Nothing in the data should change when you return it, but leave the pictures out.

────────────────────────────────────────

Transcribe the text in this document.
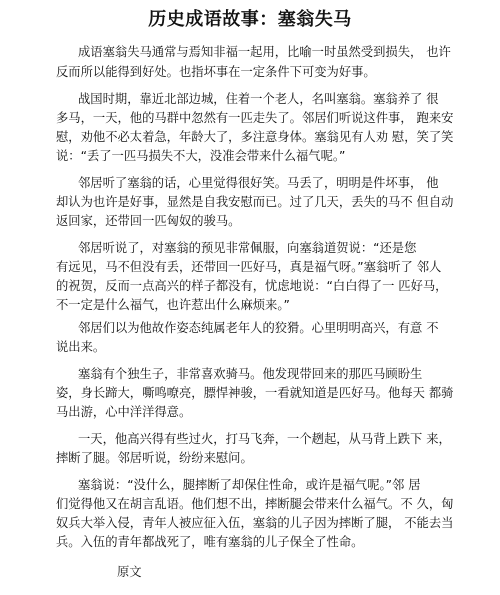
历史成语故事：塞翁失马
成语塞翁失马通常与焉知非福一起用，比喻一时虽然受到损失， 也许
反而所以能得到好处。也指坏事在一定条件下可变为好事。
战国时期，靠近北部边城，住着一个老人，名叫塞翁。塞翁养了 很
多马，一天，他的马群中忽然有一匹走失了。邻居们听说这件事， 跑来安
慰，劝他不必太着急，年龄大了，多注意身体。塞翁见有人劝 慰，笑了笑
说：“丢了一匹马损失不大，没准会带来什么福气呢。”
邻居听了塞翁的话，心里觉得很好笑。马丢了，明明是件坏事， 他
却认为也许是好事，显然是自我安慰而已。过了几天，丢失的马不 但自动
返回家，还带回一匹匈奴的骏马。
邻居听说了，对塞翁的预见非常佩服，向塞翁道贺说：“还是您
有远见，马不但没有丢，还带回一匹好马，真是福气呀。”塞翁听了 邻人
的祝贺，反而一点高兴的样子都没有，忧虑地说：“白白得了一 匹好马，
不一定是什么福气，也许惹出什么麻烦来。”
邻居们以为他故作姿态纯属老年人的狡猾。心里明明高兴，有意 不
说出来。
塞翁有个独生子，非常喜欢骑马。他发现带回来的那匹马顾盼生
姿，身长蹄大，嘶鸣嘹亮，膘悍神骏，一看就知道是匹好马。他每天 都骑
马出游，心中洋洋得意。
一天，他高兴得有些过火，打马飞奔，一个趔起，从马背上跌下 来，
摔断了腿。邻居听说，纷纷来慰问。
塞翁说：“没什么，腿摔断了却保住性命，或许是福气呢。”邻 居
们觉得他又在胡言乱语。他们想不出，摔断腿会带来什么福气。不 久，匈
奴兵大举入侵，青年人被应征入伍，塞翁的儿子因为摔断了腿， 不能去当
兵。入伍的青年都战死了，唯有塞翁的儿子保全了性命。
原文
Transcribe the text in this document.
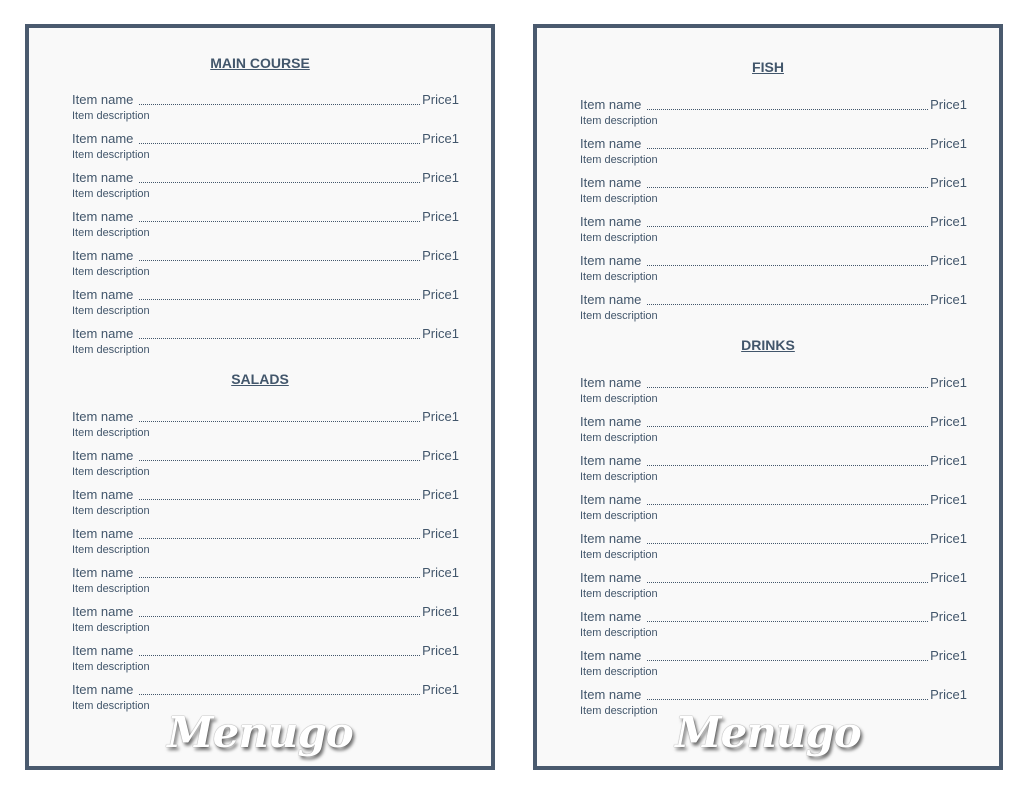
MAIN COURSE
Item name	Price1
Item description
Item name	Price1
Item description
Item name	Price1
Item description
Item name	Price1
Item description
Item name	Price1
Item description
Item name	Price1
Item description
Item name	Price1
Item description
SALADS
Item name	Price1
Item description
Item name	Price1
Item description
Item name	Price1
Item description
Item name	Price1
Item description
Item name	Price1
Item description
Item name	Price1
Item description
Item name	Price1
Item description
Item name	Price1
Item description
Menugo
FISH
Item name	Price1
Item description
Item name	Price1
Item description
Item name	Price1
Item description
Item name	Price1
Item description
Item name	Price1
Item description
Item name	Price1
Item description
DRINKS
Item name	Price1
Item description
Item name	Price1
Item description
Item name	Price1
Item description
Item name	Price1
Item description
Item name	Price1
Item description
Item name	Price1
Item description
Item name	Price1
Item description
Item name	Price1
Item description
Item name	Price1
Item description Menugo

────────────────────────────────────────

### Output of the task
Transcribe the text in this document.
历史成语故事：塞翁失马
成语塞翁失马通常与焉知非福一起用，比喻一时虽然受到损失， 也许
反而所以能得到好处。也指坏事在一定条件下可变为好事。
战国时期，靠近北部边城，住着一个老人，名叫塞翁。塞翁养了 很
多马，一天，他的马群中忽然有一匹走失了。邻居们听说这件事， 跑来安
慰，劝他不必太着急，年龄大了，多注意身体。塞翁见有人劝 慰，笑了笑
说：“丢了一匹马损失不大，没准会带来什么福气呢。”
邻居听了塞翁的话，心里觉得很好笑。马丢了，明明是件坏事， 他
却认为也许是好事，显然是自我安慰而已。过了几天，丢失的马不 但自动
返回家，还带回一匹匈奴的骏马。
邻居听说了，对塞翁的预见非常佩服，向塞翁道贺说：“还是您
有远见，马不但没有丢，还带回一匹好马，真是福气呀。”塞翁听了 邻人
的祝贺，反而一点高兴的样子都没有，忧虑地说：“白白得了一 匹好马，
不一定是什么福气，也许惹出什么麻烦来。”
邻居们以为他故作姿态纯属老年人的狡猾。心里明明高兴，有意 不
说出来。
塞翁有个独生子，非常喜欢骑马。他发现带回来的那匹马顾盼生
姿，身长蹄大，嘶鸣嘹亮，膘悍神骏，一看就知道是匹好马。他每天 都骑
马出游，心中洋洋得意。
一天，他高兴得有些过火，打马飞奔，一个趔起，从马背上跌下 来，
摔断了腿。邻居听说，纷纷来慰问。
塞翁说：“没什么，腿摔断了却保住性命，或许是福气呢。”邻 居
们觉得他又在胡言乱语。他们想不出，摔断腿会带来什么福气。不 久，匈
奴兵大举入侵，青年人被应征入伍，塞翁的儿子因为摔断了腿， 不能去当
兵。入伍的青年都战死了，唯有塞翁的儿子保全了性命。
原文
Transcribe the text in this document.
MAIN COURSE
Item name	Price1
Item description
Item name	Price1
Item description
Item name	Price1
Item description
Item name	Price1
Item description
Item name	Price1
Item description
Item name	Price1
Item description
Item name	Price1
Item description
SALADS
Item name	Price1
Item description
Item name	Price1
Item description
Item name	Price1
Item description
Item name	Price1
Item description
Item name	Price1
Item description
Item name	Price1
Item description
Item name	Price1
Item description
Item name	Price1
Item description
Menugo
FISH
Item name	Price1
Item description
Item name	Price1
Item description
Item name	Price1
Item description
Item name	Price1
Item description
Item name	Price1
Item description
Item name	Price1
Item description
DRINKS
Item name	Price1
Item description
Item name	Price1
Item description
Item name	Price1
Item description
Item name	Price1
Item description
Item name	Price1
Item description
Item name	Price1
Item description
Item name	Price1
Item description
Item name	Price1
Item description
Item name	Price1
Item description Menugo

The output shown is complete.